**Objective:**
What follows is a listing. Return every line of it exactly.

Data excerpts:
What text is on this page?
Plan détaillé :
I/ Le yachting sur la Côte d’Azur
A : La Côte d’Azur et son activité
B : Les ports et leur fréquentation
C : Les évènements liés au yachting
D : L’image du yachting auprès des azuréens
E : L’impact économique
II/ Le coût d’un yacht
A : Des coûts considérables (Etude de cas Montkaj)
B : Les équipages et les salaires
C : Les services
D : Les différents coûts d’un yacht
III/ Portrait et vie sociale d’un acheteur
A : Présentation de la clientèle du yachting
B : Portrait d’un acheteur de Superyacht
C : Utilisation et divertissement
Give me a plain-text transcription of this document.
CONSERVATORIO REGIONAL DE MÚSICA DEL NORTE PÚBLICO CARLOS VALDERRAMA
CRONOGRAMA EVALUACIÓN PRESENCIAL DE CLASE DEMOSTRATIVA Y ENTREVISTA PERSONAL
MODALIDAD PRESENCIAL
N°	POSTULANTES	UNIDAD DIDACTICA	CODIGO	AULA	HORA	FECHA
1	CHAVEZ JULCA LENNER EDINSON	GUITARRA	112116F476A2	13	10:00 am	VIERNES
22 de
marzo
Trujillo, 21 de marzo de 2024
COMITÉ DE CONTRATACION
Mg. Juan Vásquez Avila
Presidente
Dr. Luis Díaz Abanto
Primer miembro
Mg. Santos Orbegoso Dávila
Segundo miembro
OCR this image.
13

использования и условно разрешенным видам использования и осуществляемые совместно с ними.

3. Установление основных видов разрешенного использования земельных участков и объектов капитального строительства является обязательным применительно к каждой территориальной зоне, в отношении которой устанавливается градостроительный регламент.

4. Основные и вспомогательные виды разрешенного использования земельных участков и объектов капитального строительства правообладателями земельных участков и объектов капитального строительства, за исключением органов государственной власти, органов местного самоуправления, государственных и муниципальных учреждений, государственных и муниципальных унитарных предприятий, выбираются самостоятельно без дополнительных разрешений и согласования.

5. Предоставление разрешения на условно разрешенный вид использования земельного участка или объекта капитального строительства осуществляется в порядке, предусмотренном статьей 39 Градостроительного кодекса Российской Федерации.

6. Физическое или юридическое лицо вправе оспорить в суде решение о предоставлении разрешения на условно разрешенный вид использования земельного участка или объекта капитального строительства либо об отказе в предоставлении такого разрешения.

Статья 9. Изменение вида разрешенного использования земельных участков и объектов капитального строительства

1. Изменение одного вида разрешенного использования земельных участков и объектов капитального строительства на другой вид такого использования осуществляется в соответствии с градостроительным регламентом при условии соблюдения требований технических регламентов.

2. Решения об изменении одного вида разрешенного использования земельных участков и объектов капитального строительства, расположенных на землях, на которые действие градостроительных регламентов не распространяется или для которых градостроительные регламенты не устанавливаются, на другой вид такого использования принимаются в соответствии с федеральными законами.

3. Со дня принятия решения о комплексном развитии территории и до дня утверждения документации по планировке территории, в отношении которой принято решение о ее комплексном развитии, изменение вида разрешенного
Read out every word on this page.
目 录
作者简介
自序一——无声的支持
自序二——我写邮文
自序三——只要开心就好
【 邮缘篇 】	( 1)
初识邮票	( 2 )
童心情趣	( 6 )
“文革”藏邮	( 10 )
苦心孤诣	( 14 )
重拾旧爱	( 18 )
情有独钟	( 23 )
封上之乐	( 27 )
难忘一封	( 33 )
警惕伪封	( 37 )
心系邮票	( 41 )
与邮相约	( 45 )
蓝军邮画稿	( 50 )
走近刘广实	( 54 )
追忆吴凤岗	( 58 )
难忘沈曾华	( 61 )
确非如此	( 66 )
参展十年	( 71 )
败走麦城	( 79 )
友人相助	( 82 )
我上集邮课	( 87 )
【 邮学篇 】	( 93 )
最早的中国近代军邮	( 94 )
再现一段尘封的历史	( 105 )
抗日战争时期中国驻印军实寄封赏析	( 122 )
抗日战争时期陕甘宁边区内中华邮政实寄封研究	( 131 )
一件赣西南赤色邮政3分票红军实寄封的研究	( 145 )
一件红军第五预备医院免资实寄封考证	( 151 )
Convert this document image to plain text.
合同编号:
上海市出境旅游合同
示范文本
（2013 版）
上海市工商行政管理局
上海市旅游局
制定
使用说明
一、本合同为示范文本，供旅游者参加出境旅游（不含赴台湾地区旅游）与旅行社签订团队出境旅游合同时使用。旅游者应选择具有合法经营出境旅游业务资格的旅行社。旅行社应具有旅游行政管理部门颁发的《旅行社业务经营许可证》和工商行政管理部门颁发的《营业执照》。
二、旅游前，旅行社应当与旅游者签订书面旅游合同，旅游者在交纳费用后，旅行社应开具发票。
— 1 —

**Complete output:**
What text is on this page?
Plan détaillé :
I/ Le yachting sur la Côte d’Azur
A : La Côte d’Azur et son activité
B : Les ports et leur fréquentation
C : Les évènements liés au yachting
D : L’image du yachting auprès des azuréens
E : L’impact économique
II/ Le coût d’un yacht
A : Des coûts considérables (Etude de cas Montkaj)
B : Les équipages et les salaires
C : Les services
D : Les différents coûts d’un yacht
III/ Portrait et vie sociale d’un acheteur
A : Présentation de la clientèle du yachting
B : Portrait d’un acheteur de Superyacht
C : Utilisation et divertissement
Give me a plain-text transcription of this document.
CONSERVATORIO REGIONAL DE MÚSICA DEL NORTE PÚBLICO CARLOS VALDERRAMA
CRONOGRAMA EVALUACIÓN PRESENCIAL DE CLASE DEMOSTRATIVA Y ENTREVISTA PERSONAL
MODALIDAD PRESENCIAL
N°	POSTULANTES	UNIDAD DIDACTICA	CODIGO	AULA	HORA	FECHA
1	CHAVEZ JULCA LENNER EDINSON	GUITARRA	112116F476A2	13	10:00 am	VIERNES
22 de
marzo
Trujillo, 21 de marzo de 2024
COMITÉ DE CONTRATACION
Mg. Juan Vásquez Avila
Presidente
Dr. Luis Díaz Abanto
Primer miembro
Mg. Santos Orbegoso Dávila
Segundo miembro
OCR this image.
13

использования и условно разрешенным видам использования и осуществляемые совместно с ними.

3. Установление основных видов разрешенного использования земельных участков и объектов капитального строительства является обязательным применительно к каждой территориальной зоне, в отношении которой устанавливается градостроительный регламент.

4. Основные и вспомогательные виды разрешенного использования земельных участков и объектов капитального строительства правообладателями земельных участков и объектов капитального строительства, за исключением органов государственной власти, органов местного самоуправления, государственных и муниципальных учреждений, государственных и муниципальных унитарных предприятий, выбираются самостоятельно без дополнительных разрешений и согласования.

5. Предоставление разрешения на условно разрешенный вид использования земельного участка или объекта капитального строительства осуществляется в порядке, предусмотренном статьей 39 Градостроительного кодекса Российской Федерации.

6. Физическое или юридическое лицо вправе оспорить в суде решение о предоставлении разрешения на условно разрешенный вид использования земельного участка или объекта капитального строительства либо об отказе в предоставлении такого разрешения.

Статья 9. Изменение вида разрешенного использования земельных участков и объектов капитального строительства

1. Изменение одного вида разрешенного использования земельных участков и объектов капитального строительства на другой вид такого использования осуществляется в соответствии с градостроительным регламентом при условии соблюдения требований технических регламентов.

2. Решения об изменении одного вида разрешенного использования земельных участков и объектов капитального строительства, расположенных на землях, на которые действие градостроительных регламентов не распространяется или для которых градостроительные регламенты не устанавливаются, на другой вид такого использования принимаются в соответствии с федеральными законами.

3. Со дня принятия решения о комплексном развитии территории и до дня утверждения документации по планировке территории, в отношении которой принято решение о ее комплексном развитии, изменение вида разрешенного
Read out every word on this page.
目 录
作者简介
自序一——无声的支持
自序二——我写邮文
自序三——只要开心就好
【 邮缘篇 】	( 1)
初识邮票	( 2 )
童心情趣	( 6 )
“文革”藏邮	( 10 )
苦心孤诣	( 14 )
重拾旧爱	( 18 )
情有独钟	( 23 )
封上之乐	( 27 )
难忘一封	( 33 )
警惕伪封	( 37 )
心系邮票	( 41 )
与邮相约	( 45 )
蓝军邮画稿	( 50 )
走近刘广实	( 54 )
追忆吴凤岗	( 58 )
难忘沈曾华	( 61 )
确非如此	( 66 )
参展十年	( 71 )
败走麦城	( 79 )
友人相助	( 82 )
我上集邮课	( 87 )
【 邮学篇 】	( 93 )
最早的中国近代军邮	( 94 )
再现一段尘封的历史	( 105 )
抗日战争时期中国驻印军实寄封赏析	( 122 )
抗日战争时期陕甘宁边区内中华邮政实寄封研究	( 131 )
一件赣西南赤色邮政3分票红军实寄封的研究	( 145 )
一件红军第五预备医院免资实寄封考证	( 151 )
Convert this document image to plain text.
合同编号:
上海市出境旅游合同
示范文本
（2013 版）
上海市工商行政管理局
上海市旅游局
制定
使用说明
一、本合同为示范文本，供旅游者参加出境旅游（不含赴台湾地区旅游）与旅行社签订团队出境旅游合同时使用。旅游者应选择具有合法经营出境旅游业务资格的旅行社。旅行社应具有旅游行政管理部门颁发的《旅行社业务经营许可证》和工商行政管理部门颁发的《营业执照》。
二、旅游前，旅行社应当与旅游者签订书面旅游合同，旅游者在交纳费用后，旅行社应开具发票。
— 1 —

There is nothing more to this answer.